START The input

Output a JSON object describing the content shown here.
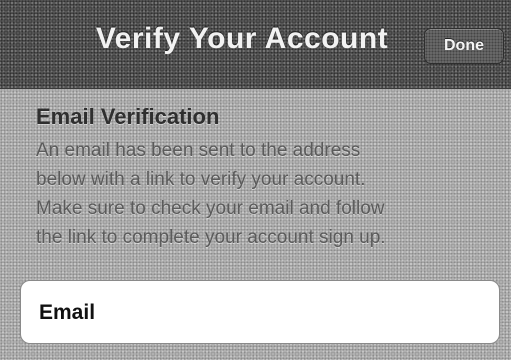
{
  "nav_bar": {
    "title": "Verify Your Account",
    "done_label": "Done"
  },
  "email_verification": {
    "heading": "Email Verification",
    "lines": [
      "An email has been sent to the address",
      "below with a link to verify your account.",
      "Make sure to check your email and follow",
      "the link to complete your account sign up."
    ]
  },
  "email_field": {
    "label": "Email",
    "value": ""
  }
}
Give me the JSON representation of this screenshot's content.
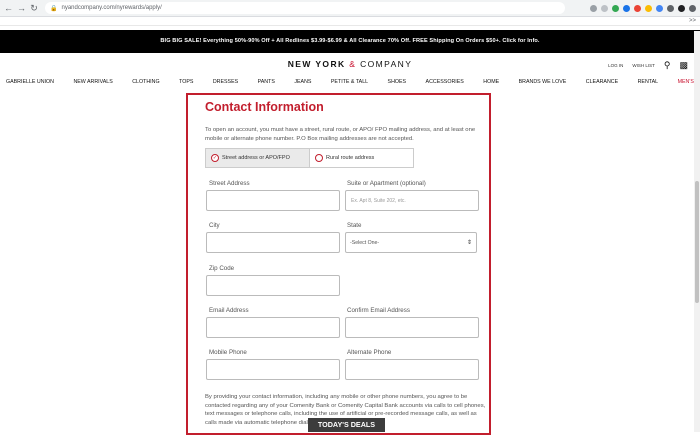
{
  "browser": {
    "url": "nyandcompany.com/nyrewards/apply/",
    "back_icon": "arrow-left",
    "forward_icon": "arrow-right",
    "reload_icon": "reload",
    "bookmark_bar_glyph": ">>"
  },
  "promo": {
    "text": "BIG BIG SALE! Everything 50%-90% Off + All Redlines $3.99-$6.99 & All Clearance 70% Off. FREE Shipping On Orders $50+. Click for Info."
  },
  "header": {
    "logo_main": "NEW YORK",
    "logo_amp": "&",
    "logo_company": "COMPANY",
    "login": "LOG IN",
    "wishlist": "WISH LIST"
  },
  "menu": {
    "items": [
      "GABRIELLE UNION",
      "NEW ARRIVALS",
      "CLOTHING",
      "TOPS",
      "DRESSES",
      "PANTS",
      "JEANS",
      "PETITE & TALL",
      "SHOES",
      "ACCESSORIES",
      "HOME",
      "BRANDS WE LOVE",
      "CLEARANCE",
      "RENTAL",
      "MEN'S"
    ],
    "accent": "#c8102e"
  },
  "form": {
    "title": "Contact Information",
    "intro": "To open an account, you must have a street, rural route, or APO/ FPO mailing address, and at least one mobile or alternate phone number. P.O Box mailing addresses are not accepted.",
    "tabs": {
      "street": "Street address or APO/FPO",
      "rural": "Rural route address"
    },
    "fields": {
      "street_label": "Street Address",
      "suite_label": "Suite or Apartment (optional)",
      "suite_placeholder": "Ex. Apt 8, Suite 202, etc.",
      "city_label": "City",
      "state_label": "State",
      "state_value": "-Select One-",
      "zip_label": "Zip Code",
      "email_label": "Email Address",
      "confirm_email_label": "Confirm Email Address",
      "mobile_label": "Mobile Phone",
      "alt_phone_label": "Alternate Phone"
    },
    "consent": "By providing your contact information, including any mobile or other phone numbers, you agree to be contacted regarding any of your Comenity Bank or Comenity Capital Bank accounts via calls to cell phones, text messages or telephone calls, including the use of artificial or pre-recorded message calls, as well as calls made via automatic telephone dialing systems or via email.",
    "border_color": "#c21e2d"
  },
  "deals_button": "TODAY'S DEALS"
}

END The input

### Problem to solve
Pick out the lines above containing the word "content", then copy them.

### Full output
Output a JSON object describing the content shown here.
Give me the JSON representation of this screenshot's content.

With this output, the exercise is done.